● **Problem to work on**:
Copy all of the material word for word, except for the pictures.

________________

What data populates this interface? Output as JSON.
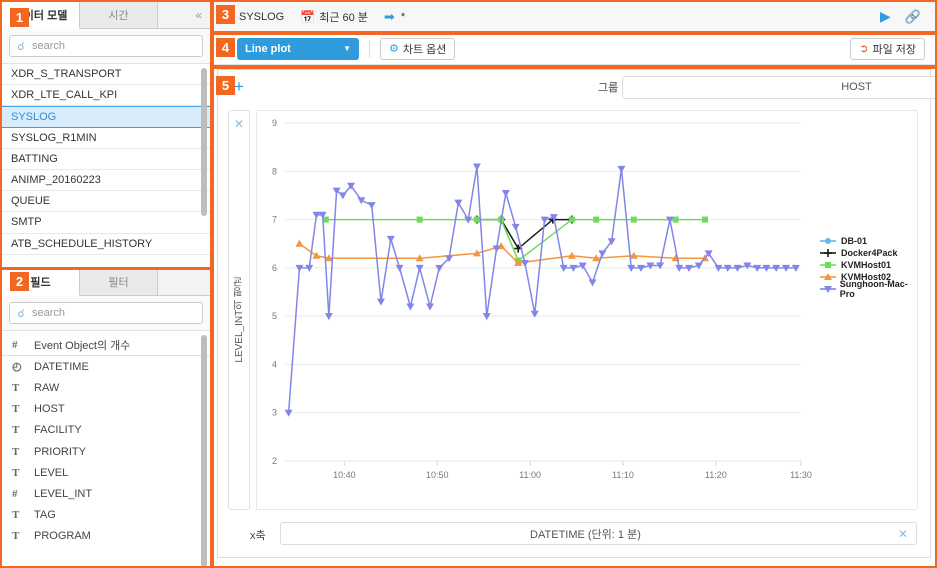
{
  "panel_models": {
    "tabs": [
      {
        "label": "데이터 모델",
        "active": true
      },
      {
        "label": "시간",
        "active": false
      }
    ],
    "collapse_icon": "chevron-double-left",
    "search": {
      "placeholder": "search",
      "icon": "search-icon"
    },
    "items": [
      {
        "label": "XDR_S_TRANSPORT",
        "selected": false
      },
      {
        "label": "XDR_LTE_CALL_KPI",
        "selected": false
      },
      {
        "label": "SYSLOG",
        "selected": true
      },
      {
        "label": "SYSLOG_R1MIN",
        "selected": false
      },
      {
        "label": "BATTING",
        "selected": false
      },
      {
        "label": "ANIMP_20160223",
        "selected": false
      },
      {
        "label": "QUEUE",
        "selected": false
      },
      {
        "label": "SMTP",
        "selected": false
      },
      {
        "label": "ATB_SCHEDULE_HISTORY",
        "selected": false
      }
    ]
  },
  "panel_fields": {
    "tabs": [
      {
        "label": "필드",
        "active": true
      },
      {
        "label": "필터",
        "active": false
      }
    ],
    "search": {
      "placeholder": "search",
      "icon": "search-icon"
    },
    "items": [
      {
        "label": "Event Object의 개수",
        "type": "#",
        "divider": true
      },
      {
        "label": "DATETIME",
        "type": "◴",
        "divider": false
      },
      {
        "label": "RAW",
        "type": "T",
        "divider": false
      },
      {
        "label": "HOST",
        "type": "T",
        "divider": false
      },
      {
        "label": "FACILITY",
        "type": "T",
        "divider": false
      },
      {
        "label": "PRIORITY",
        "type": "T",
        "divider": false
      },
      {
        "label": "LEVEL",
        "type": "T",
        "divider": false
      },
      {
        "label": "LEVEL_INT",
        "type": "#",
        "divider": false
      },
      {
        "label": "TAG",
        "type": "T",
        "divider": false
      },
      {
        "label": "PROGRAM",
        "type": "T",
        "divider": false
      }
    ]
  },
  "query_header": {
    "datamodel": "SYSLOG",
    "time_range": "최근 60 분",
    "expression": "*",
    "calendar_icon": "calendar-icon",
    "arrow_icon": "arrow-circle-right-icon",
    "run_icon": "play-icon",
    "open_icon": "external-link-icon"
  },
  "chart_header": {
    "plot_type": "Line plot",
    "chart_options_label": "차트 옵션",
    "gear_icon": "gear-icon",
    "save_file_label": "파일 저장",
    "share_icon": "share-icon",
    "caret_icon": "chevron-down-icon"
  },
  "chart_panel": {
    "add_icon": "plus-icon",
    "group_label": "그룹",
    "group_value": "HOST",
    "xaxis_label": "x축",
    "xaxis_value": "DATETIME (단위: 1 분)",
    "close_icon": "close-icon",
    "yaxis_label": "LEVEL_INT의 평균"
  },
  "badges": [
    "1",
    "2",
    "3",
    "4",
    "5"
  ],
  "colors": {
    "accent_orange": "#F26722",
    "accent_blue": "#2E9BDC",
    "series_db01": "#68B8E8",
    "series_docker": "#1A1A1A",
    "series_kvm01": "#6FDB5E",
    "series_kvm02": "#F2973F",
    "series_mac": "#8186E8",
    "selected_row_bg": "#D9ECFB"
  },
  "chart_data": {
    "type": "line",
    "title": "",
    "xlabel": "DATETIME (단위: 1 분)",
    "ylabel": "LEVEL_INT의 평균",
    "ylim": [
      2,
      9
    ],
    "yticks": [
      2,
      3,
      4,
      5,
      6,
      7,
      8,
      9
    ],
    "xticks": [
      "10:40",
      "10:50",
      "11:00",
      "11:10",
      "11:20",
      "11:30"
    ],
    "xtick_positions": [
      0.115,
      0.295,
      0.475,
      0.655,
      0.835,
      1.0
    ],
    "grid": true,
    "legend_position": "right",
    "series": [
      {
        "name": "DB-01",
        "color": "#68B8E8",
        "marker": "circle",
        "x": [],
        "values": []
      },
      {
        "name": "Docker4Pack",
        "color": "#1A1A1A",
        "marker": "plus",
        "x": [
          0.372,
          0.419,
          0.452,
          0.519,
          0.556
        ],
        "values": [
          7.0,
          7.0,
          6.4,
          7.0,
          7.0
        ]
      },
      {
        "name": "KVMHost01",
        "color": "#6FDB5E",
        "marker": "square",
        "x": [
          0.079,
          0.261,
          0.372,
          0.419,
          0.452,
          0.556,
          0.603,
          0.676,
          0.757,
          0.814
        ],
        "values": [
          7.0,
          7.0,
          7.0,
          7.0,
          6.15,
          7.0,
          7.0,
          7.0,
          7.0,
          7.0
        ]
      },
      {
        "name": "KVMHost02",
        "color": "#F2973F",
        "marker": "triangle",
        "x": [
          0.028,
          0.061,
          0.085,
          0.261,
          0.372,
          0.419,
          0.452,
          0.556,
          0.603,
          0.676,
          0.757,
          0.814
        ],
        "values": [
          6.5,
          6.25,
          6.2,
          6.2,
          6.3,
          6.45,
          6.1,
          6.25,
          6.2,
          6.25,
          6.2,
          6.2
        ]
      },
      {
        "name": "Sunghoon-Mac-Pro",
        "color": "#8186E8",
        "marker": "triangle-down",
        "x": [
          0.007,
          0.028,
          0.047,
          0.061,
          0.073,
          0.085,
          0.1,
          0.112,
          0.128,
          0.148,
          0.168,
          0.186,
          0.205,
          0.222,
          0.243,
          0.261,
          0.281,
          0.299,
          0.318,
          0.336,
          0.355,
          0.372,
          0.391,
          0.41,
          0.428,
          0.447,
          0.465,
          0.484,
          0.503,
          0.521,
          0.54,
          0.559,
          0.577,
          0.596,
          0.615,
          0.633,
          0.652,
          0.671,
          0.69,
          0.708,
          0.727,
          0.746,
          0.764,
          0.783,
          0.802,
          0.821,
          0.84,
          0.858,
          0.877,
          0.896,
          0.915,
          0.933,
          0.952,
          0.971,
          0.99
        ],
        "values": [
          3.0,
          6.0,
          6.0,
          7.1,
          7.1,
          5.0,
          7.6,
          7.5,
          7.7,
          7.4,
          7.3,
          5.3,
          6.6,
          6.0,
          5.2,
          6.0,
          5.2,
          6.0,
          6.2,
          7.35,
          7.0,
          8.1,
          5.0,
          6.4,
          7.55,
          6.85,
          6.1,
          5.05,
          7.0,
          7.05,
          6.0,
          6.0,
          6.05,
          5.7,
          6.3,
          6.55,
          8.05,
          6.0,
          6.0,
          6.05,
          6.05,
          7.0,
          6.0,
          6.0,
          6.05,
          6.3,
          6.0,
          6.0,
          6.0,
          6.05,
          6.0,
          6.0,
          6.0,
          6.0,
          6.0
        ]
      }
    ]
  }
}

________________

● **Right answer**:
What data populates this interface? Output as JSON.
{
  "panel_models": {
    "tabs": [
      {
        "label": "데이터 모델",
        "active": true
      },
      {
        "label": "시간",
        "active": false
      }
    ],
    "collapse_icon": "chevron-double-left",
    "search": {
      "placeholder": "search",
      "icon": "search-icon"
    },
    "items": [
      {
        "label": "XDR_S_TRANSPORT",
        "selected": false
      },
      {
        "label": "XDR_LTE_CALL_KPI",
        "selected": false
      },
      {
        "label": "SYSLOG",
        "selected": true
      },
      {
        "label": "SYSLOG_R1MIN",
        "selected": false
      },
      {
        "label": "BATTING",
        "selected": false
      },
      {
        "label": "ANIMP_20160223",
        "selected": false
      },
      {
        "label": "QUEUE",
        "selected": false
      },
      {
        "label": "SMTP",
        "selected": false
      },
      {
        "label": "ATB_SCHEDULE_HISTORY",
        "selected": false
      }
    ]
  },
  "panel_fields": {
    "tabs": [
      {
        "label": "필드",
        "active": true
      },
      {
        "label": "필터",
        "active": false
      }
    ],
    "search": {
      "placeholder": "search",
      "icon": "search-icon"
    },
    "items": [
      {
        "label": "Event Object의 개수",
        "type": "#",
        "divider": true
      },
      {
        "label": "DATETIME",
        "type": "◴",
        "divider": false
      },
      {
        "label": "RAW",
        "type": "T",
        "divider": false
      },
      {
        "label": "HOST",
        "type": "T",
        "divider": false
      },
      {
        "label": "FACILITY",
        "type": "T",
        "divider": false
      },
      {
        "label": "PRIORITY",
        "type": "T",
        "divider": false
      },
      {
        "label": "LEVEL",
        "type": "T",
        "divider": false
      },
      {
        "label": "LEVEL_INT",
        "type": "#",
        "divider": false
      },
      {
        "label": "TAG",
        "type": "T",
        "divider": false
      },
      {
        "label": "PROGRAM",
        "type": "T",
        "divider": false
      }
    ]
  },
  "query_header": {
    "datamodel": "SYSLOG",
    "time_range": "최근 60 분",
    "expression": "*",
    "calendar_icon": "calendar-icon",
    "arrow_icon": "arrow-circle-right-icon",
    "run_icon": "play-icon",
    "open_icon": "external-link-icon"
  },
  "chart_header": {
    "plot_type": "Line plot",
    "chart_options_label": "차트 옵션",
    "gear_icon": "gear-icon",
    "save_file_label": "파일 저장",
    "share_icon": "share-icon",
    "caret_icon": "chevron-down-icon"
  },
  "chart_panel": {
    "add_icon": "plus-icon",
    "group_label": "그룹",
    "group_value": "HOST",
    "xaxis_label": "x축",
    "xaxis_value": "DATETIME (단위: 1 분)",
    "close_icon": "close-icon",
    "yaxis_label": "LEVEL_INT의 평균"
  },
  "badges": [
    "1",
    "2",
    "3",
    "4",
    "5"
  ],
  "colors": {
    "accent_orange": "#F26722",
    "accent_blue": "#2E9BDC",
    "series_db01": "#68B8E8",
    "series_docker": "#1A1A1A",
    "series_kvm01": "#6FDB5E",
    "series_kvm02": "#F2973F",
    "series_mac": "#8186E8",
    "selected_row_bg": "#D9ECFB"
  },
  "chart_data": {
    "type": "line",
    "title": "",
    "xlabel": "DATETIME (단위: 1 분)",
    "ylabel": "LEVEL_INT의 평균",
    "ylim": [
      2,
      9
    ],
    "yticks": [
      2,
      3,
      4,
      5,
      6,
      7,
      8,
      9
    ],
    "xticks": [
      "10:40",
      "10:50",
      "11:00",
      "11:10",
      "11:20",
      "11:30"
    ],
    "xtick_positions": [
      0.115,
      0.295,
      0.475,
      0.655,
      0.835,
      1.0
    ],
    "grid": true,
    "legend_position": "right",
    "series": [
      {
        "name": "DB-01",
        "color": "#68B8E8",
        "marker": "circle",
        "x": [],
        "values": []
      },
      {
        "name": "Docker4Pack",
        "color": "#1A1A1A",
        "marker": "plus",
        "x": [
          0.372,
          0.419,
          0.452,
          0.519,
          0.556
        ],
        "values": [
          7.0,
          7.0,
          6.4,
          7.0,
          7.0
        ]
      },
      {
        "name": "KVMHost01",
        "color": "#6FDB5E",
        "marker": "square",
        "x": [
          0.079,
          0.261,
          0.372,
          0.419,
          0.452,
          0.556,
          0.603,
          0.676,
          0.757,
          0.814
        ],
        "values": [
          7.0,
          7.0,
          7.0,
          7.0,
          6.15,
          7.0,
          7.0,
          7.0,
          7.0,
          7.0
        ]
      },
      {
        "name": "KVMHost02",
        "color": "#F2973F",
        "marker": "triangle",
        "x": [
          0.028,
          0.061,
          0.085,
          0.261,
          0.372,
          0.419,
          0.452,
          0.556,
          0.603,
          0.676,
          0.757,
          0.814
        ],
        "values": [
          6.5,
          6.25,
          6.2,
          6.2,
          6.3,
          6.45,
          6.1,
          6.25,
          6.2,
          6.25,
          6.2,
          6.2
        ]
      },
      {
        "name": "Sunghoon-Mac-Pro",
        "color": "#8186E8",
        "marker": "triangle-down",
        "x": [
          0.007,
          0.028,
          0.047,
          0.061,
          0.073,
          0.085,
          0.1,
          0.112,
          0.128,
          0.148,
          0.168,
          0.186,
          0.205,
          0.222,
          0.243,
          0.261,
          0.281,
          0.299,
          0.318,
          0.336,
          0.355,
          0.372,
          0.391,
          0.41,
          0.428,
          0.447,
          0.465,
          0.484,
          0.503,
          0.521,
          0.54,
          0.559,
          0.577,
          0.596,
          0.615,
          0.633,
          0.652,
          0.671,
          0.69,
          0.708,
          0.727,
          0.746,
          0.764,
          0.783,
          0.802,
          0.821,
          0.84,
          0.858,
          0.877,
          0.896,
          0.915,
          0.933,
          0.952,
          0.971,
          0.99
        ],
        "values": [
          3.0,
          6.0,
          6.0,
          7.1,
          7.1,
          5.0,
          7.6,
          7.5,
          7.7,
          7.4,
          7.3,
          5.3,
          6.6,
          6.0,
          5.2,
          6.0,
          5.2,
          6.0,
          6.2,
          7.35,
          7.0,
          8.1,
          5.0,
          6.4,
          7.55,
          6.85,
          6.1,
          5.05,
          7.0,
          7.05,
          6.0,
          6.0,
          6.05,
          5.7,
          6.3,
          6.55,
          8.05,
          6.0,
          6.0,
          6.05,
          6.05,
          7.0,
          6.0,
          6.0,
          6.05,
          6.3,
          6.0,
          6.0,
          6.0,
          6.05,
          6.0,
          6.0,
          6.0,
          6.0,
          6.0
        ]
      }
    ]
  }
}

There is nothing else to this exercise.